(Figure content listings)
-- Start --
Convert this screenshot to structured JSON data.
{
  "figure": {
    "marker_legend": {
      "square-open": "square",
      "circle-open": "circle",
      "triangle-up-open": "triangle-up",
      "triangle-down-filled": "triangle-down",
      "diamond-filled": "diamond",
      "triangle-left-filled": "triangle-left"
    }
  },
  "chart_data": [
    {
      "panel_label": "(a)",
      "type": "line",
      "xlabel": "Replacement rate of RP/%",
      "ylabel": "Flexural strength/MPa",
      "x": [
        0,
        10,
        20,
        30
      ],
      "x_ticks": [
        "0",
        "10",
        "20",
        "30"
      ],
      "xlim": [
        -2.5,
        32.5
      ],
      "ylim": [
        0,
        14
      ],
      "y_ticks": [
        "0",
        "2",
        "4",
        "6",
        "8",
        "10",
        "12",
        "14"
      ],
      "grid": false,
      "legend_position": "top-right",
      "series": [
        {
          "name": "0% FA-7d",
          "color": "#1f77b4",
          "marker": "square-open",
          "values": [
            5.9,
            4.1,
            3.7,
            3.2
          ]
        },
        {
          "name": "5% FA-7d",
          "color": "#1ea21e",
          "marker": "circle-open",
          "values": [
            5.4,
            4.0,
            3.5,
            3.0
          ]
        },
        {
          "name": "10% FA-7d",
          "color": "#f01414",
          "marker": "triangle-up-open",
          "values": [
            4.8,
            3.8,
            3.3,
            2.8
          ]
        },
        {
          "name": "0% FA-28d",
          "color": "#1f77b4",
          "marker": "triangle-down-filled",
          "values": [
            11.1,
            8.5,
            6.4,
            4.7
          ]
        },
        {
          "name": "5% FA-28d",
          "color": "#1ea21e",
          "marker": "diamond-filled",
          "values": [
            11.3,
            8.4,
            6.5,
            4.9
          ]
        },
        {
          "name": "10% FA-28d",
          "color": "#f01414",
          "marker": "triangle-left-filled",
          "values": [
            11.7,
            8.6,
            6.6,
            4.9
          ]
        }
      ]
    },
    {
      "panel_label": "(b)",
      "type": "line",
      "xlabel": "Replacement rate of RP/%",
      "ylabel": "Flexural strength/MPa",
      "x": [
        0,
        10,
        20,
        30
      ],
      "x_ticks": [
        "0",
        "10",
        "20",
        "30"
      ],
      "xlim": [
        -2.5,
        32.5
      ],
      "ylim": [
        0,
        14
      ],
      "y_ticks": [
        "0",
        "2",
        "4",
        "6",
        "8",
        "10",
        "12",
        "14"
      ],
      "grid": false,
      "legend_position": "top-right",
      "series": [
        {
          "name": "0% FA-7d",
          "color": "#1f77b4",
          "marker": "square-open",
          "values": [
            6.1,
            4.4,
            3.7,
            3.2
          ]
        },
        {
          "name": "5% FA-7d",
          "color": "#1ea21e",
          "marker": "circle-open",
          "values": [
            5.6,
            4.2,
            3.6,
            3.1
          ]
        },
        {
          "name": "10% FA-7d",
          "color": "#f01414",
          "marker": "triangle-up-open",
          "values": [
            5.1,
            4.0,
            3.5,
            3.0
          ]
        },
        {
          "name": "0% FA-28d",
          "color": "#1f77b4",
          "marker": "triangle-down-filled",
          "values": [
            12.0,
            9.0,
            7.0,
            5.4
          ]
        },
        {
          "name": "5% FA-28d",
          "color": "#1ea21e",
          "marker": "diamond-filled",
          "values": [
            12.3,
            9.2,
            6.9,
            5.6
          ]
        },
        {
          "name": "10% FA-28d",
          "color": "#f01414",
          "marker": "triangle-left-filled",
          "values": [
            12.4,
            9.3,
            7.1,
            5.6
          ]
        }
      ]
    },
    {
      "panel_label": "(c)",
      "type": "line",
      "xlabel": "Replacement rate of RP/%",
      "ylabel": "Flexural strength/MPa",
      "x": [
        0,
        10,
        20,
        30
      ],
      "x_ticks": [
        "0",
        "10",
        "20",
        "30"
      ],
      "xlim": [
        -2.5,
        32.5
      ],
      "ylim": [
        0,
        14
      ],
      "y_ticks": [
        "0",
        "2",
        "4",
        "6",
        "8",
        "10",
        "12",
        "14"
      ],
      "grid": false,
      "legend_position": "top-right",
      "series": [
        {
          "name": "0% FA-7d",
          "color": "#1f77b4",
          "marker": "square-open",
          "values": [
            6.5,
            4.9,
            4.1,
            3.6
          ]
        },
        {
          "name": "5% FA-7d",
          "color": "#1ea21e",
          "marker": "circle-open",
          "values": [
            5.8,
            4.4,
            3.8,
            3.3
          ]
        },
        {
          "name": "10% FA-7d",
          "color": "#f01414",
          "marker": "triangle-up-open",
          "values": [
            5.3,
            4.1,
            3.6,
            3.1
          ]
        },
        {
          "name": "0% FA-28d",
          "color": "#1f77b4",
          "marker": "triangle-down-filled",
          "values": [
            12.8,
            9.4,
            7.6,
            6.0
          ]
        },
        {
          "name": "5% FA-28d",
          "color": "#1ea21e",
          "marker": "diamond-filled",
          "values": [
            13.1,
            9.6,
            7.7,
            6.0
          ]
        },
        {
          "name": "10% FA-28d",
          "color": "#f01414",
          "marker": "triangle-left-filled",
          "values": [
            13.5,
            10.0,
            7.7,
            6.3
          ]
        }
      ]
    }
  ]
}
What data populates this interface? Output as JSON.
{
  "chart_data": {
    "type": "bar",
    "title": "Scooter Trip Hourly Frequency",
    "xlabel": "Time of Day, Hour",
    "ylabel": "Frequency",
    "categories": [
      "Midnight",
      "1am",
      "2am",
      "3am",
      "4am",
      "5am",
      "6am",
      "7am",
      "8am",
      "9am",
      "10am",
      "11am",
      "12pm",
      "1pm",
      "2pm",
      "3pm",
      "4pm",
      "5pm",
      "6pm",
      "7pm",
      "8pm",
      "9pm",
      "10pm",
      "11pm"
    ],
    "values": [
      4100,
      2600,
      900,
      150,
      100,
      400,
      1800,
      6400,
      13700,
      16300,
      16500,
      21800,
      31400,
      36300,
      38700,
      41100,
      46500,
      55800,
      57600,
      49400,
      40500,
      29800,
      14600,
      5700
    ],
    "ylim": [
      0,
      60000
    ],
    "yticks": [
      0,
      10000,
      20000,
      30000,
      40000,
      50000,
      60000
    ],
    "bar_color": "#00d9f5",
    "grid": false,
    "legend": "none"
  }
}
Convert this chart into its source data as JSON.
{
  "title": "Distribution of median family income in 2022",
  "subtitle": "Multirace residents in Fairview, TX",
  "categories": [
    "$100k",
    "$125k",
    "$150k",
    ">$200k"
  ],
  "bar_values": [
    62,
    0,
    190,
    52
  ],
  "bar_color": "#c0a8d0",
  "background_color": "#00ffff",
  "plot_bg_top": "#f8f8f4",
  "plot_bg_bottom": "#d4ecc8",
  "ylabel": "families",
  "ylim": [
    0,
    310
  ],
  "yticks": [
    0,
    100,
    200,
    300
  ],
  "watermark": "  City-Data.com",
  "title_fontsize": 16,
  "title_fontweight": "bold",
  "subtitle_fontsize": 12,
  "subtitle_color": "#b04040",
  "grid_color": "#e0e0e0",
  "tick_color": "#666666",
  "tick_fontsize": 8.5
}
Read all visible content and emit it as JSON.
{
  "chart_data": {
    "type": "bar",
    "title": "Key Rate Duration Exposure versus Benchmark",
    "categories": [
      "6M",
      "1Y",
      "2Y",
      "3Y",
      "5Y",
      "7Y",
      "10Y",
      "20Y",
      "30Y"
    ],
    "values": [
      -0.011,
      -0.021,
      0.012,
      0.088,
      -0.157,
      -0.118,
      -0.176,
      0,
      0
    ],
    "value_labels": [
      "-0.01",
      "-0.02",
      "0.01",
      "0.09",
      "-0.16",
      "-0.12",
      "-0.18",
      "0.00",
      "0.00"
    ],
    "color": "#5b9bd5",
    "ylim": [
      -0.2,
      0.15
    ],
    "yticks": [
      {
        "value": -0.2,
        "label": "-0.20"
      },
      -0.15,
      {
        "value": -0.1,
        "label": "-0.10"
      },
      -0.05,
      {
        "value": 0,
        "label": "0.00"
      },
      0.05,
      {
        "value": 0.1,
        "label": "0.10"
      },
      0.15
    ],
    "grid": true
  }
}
-- End --
• WHAT THE EXERCISE ASKS
From the line containing "Read all visible content and emit it as JSON." through the final line of the listing above, retype every line exactly; leave out everything else.

• THE ANSWER
Read all visible content and emit it as JSON.
{
  "chart_data": {
    "type": "bar",
    "title": "Key Rate Duration Exposure versus Benchmark",
    "categories": [
      "6M",
      "1Y",
      "2Y",
      "3Y",
      "5Y",
      "7Y",
      "10Y",
      "20Y",
      "30Y"
    ],
    "values": [
      -0.011,
      -0.021,
      0.012,
      0.088,
      -0.157,
      -0.118,
      -0.176,
      0,
      0
    ],
    "value_labels": [
      "-0.01",
      "-0.02",
      "0.01",
      "0.09",
      "-0.16",
      "-0.12",
      "-0.18",
      "0.00",
      "0.00"
    ],
    "color": "#5b9bd5",
    "ylim": [
      -0.2,
      0.15
    ],
    "yticks": [
      {
        "value": -0.2,
        "label": "-0.20"
      },
      -0.15,
      {
        "value": -0.1,
        "label": "-0.10"
      },
      -0.05,
      {
        "value": 0,
        "label": "0.00"
      },
      0.05,
      {
        "value": 0.1,
        "label": "0.10"
      },
      0.15
    ],
    "grid": true
  }
}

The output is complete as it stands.